Textauszug
________________________

Tatsächliche Entwicklung zu beachten

Anders als dem parlamentarisch legitimierten Gesetzgeber stehe der Verwaltung kein gerichtlich nicht oder nur eingeschränkt überprüfbarer Einschätzungsspielraum zur Verfügung. Vielmehr sei die Verwaltung auch bei Verordnungen zur Bekämpfung der Corona-Pandemie an die Grundrechte und an das Prinzip der Verhältnismäßigkeit gebunden. Schränke der Verordnungsgeber die Grundrechte ein, so habe er dies ständig auf das Fortbestehen der Erforderlichkeit hin zu überprüfen. Hieraus folge, dass auch eine ursprünglich zulässige Maßnahme durch Zeitablauf und tatsächliche Entwicklungen rechtswidrig werden könne.

Nicht gerechtfertigte Ungleichbehandlung

In Niedersachsen seien mittlerweile weite Teile des öffentlichen Lebens wieder der Normalität angenähert. Insbesondere hätten Läden, Kneipen, Gaststätten, der ÖPNV und Fitnessstudios wieder geöffnet. Bei deren Betrieb sei aber ein signifikant geringeres Infektionsrisiko als in Kinos weder ersichtlich noch belegt. Es fehle daher ein sachlicher Grund für das ausnahmslose Verbot des Kinobetriebs. Das gelte zumindest, sofern eine Höchstbelegung und ein Hygienekonzept eingehalten würden. Die Kinos dürften daher bei Nachweis eines Hygienekonzeptes öffnen und 33% der Sitze belegen. Der Beschluss ist mit der Beschwerde anfechtbar.

VG Braunschweig entscheidet anders

Anders entschied die 4. Kammer des Verwaltungsgerichts Braunschweig ebenfalls am 12.06.2020 in einem Eilverfahren (Aktenzeichen 4 B 209/20). Die dortige Antragstellerin betreibt unter anderem ein Kino in Salzgitter, das seit dem 17.03.2020 nach der Corona-Verordnung geschlossen bleiben musste. Die Antragstellerin hatte einen Hygieneplan vorgelegt, der unter anderem Maßnahmen zur Trennung der Besucherströme vorsieht sowie eine verstärkte regelmäßige Zwischenreinigung, eine Verringerung der Sitzplätze und eine ausgedehntere Belüftung der Kinosäle. Darüber hinaus sollten die Tickets grundsätzlich nur online verkauft werden und die Besucher eine Mund-Nasen-Bedeckung tragen.

________________________

Auszug Datensätze
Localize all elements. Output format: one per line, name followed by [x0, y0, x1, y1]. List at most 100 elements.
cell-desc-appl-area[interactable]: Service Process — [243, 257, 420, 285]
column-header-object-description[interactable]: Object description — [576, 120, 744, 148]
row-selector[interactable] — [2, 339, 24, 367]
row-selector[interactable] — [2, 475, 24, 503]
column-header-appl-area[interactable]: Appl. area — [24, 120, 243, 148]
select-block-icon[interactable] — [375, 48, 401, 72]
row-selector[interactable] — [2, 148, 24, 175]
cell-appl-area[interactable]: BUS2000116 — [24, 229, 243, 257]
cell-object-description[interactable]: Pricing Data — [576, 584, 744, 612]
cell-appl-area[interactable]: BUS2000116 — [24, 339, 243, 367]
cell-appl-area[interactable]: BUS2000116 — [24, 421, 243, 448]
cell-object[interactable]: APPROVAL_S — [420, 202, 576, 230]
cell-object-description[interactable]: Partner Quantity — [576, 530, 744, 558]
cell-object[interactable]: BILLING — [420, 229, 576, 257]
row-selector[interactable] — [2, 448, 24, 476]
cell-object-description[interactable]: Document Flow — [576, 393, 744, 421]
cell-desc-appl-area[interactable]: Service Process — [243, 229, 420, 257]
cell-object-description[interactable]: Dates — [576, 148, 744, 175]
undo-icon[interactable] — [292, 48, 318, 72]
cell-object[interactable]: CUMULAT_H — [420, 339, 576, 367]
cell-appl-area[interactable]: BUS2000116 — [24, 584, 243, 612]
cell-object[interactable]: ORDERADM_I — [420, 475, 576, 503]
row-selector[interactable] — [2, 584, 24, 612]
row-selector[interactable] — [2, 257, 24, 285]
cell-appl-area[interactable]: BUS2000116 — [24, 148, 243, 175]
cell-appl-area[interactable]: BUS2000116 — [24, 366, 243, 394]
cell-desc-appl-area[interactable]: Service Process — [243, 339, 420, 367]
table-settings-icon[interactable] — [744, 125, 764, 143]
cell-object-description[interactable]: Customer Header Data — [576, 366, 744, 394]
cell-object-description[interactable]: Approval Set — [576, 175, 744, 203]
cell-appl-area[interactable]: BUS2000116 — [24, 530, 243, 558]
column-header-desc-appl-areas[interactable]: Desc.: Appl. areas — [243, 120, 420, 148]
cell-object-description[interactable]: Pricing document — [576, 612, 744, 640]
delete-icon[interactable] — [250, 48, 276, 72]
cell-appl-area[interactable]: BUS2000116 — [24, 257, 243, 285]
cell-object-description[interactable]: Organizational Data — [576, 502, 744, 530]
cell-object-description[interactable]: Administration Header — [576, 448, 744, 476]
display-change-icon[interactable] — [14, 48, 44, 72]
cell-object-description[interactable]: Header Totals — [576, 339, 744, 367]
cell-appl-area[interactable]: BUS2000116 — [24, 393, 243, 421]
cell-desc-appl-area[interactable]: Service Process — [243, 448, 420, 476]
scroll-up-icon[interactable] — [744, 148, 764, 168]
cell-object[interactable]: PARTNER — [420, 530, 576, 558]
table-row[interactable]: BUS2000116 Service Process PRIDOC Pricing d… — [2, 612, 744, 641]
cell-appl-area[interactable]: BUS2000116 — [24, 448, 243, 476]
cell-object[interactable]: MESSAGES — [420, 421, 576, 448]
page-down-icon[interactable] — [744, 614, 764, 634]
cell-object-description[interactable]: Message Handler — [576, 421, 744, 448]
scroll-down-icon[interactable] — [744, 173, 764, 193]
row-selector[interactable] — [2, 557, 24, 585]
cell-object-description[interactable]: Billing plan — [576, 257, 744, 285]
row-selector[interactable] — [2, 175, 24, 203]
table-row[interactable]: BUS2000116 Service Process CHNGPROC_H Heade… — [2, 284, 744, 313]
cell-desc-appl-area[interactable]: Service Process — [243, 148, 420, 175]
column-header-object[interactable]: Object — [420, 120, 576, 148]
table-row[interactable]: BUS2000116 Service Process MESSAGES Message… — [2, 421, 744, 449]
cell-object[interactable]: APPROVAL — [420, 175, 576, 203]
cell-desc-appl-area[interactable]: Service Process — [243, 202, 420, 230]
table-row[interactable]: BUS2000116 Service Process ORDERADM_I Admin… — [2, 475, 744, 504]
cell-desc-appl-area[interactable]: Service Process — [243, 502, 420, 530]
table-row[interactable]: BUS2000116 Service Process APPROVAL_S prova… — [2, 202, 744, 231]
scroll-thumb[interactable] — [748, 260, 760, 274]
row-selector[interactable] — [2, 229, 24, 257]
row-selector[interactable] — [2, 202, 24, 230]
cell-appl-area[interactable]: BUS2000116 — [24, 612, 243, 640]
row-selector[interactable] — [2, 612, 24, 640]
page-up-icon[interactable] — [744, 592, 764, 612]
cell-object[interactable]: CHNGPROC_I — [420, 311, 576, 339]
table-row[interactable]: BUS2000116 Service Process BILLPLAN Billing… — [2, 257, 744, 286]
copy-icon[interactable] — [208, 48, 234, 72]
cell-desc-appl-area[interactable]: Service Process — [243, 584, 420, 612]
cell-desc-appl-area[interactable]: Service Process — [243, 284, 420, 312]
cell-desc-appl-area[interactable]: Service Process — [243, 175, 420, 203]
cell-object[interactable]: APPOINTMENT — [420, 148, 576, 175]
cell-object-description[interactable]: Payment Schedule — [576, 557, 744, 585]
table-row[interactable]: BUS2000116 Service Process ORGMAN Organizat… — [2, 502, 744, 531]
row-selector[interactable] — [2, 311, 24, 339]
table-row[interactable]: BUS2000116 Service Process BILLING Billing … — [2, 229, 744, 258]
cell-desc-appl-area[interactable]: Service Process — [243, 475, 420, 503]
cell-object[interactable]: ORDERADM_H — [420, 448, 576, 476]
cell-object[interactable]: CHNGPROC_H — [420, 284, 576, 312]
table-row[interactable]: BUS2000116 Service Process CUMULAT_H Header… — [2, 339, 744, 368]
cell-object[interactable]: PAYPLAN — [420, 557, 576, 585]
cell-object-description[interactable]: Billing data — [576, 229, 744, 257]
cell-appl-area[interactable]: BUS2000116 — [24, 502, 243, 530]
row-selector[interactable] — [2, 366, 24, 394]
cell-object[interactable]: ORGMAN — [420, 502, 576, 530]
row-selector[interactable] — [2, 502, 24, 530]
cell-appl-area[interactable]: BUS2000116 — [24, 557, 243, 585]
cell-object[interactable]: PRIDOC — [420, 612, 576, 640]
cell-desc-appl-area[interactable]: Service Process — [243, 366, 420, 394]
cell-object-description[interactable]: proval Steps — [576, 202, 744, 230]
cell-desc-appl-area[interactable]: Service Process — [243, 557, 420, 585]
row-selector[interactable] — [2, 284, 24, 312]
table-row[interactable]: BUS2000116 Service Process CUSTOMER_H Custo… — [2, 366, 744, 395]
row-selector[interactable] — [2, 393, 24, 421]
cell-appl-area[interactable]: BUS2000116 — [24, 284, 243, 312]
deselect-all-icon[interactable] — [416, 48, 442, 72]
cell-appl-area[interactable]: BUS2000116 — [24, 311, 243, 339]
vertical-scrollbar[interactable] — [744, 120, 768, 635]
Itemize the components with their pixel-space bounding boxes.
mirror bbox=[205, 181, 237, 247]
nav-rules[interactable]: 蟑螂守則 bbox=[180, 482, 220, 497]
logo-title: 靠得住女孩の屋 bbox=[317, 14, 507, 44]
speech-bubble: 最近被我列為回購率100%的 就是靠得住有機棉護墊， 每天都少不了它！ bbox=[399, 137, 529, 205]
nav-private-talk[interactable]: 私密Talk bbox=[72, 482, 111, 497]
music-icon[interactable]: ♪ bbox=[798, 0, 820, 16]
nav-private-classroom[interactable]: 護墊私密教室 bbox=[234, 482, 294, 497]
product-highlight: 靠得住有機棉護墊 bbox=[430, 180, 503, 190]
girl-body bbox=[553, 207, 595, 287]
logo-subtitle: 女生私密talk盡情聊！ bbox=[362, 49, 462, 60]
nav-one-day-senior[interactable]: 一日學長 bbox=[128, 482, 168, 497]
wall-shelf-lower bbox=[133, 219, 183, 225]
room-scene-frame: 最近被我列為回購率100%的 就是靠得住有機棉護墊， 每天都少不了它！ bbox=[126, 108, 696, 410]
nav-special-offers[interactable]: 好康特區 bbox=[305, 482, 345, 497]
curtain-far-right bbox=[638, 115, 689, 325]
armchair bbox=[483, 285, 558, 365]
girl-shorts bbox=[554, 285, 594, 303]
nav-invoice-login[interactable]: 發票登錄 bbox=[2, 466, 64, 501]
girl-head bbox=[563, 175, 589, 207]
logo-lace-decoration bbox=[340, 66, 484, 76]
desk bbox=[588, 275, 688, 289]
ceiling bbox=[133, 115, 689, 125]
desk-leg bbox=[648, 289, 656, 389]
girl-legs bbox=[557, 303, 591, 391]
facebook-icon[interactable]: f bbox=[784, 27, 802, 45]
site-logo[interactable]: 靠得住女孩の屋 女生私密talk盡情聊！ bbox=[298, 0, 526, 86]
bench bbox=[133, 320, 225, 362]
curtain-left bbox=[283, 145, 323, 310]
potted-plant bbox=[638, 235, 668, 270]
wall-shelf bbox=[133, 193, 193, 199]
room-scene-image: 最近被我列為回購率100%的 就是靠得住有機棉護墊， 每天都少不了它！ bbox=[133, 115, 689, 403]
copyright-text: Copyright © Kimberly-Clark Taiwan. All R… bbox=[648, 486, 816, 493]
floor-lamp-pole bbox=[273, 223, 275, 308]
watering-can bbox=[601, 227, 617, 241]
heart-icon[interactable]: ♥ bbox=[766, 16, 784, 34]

________________________

Zu bearbeitende Aufgabe
Welchen Anteil der Sitze dürfen die Kinos laut dem Textauszug bei Nachweis eines Hygienekonzeptes belegen? Die Datensätze haben mit dem Textauszug nichts zu tun.

Antwort
33 % der Sitze.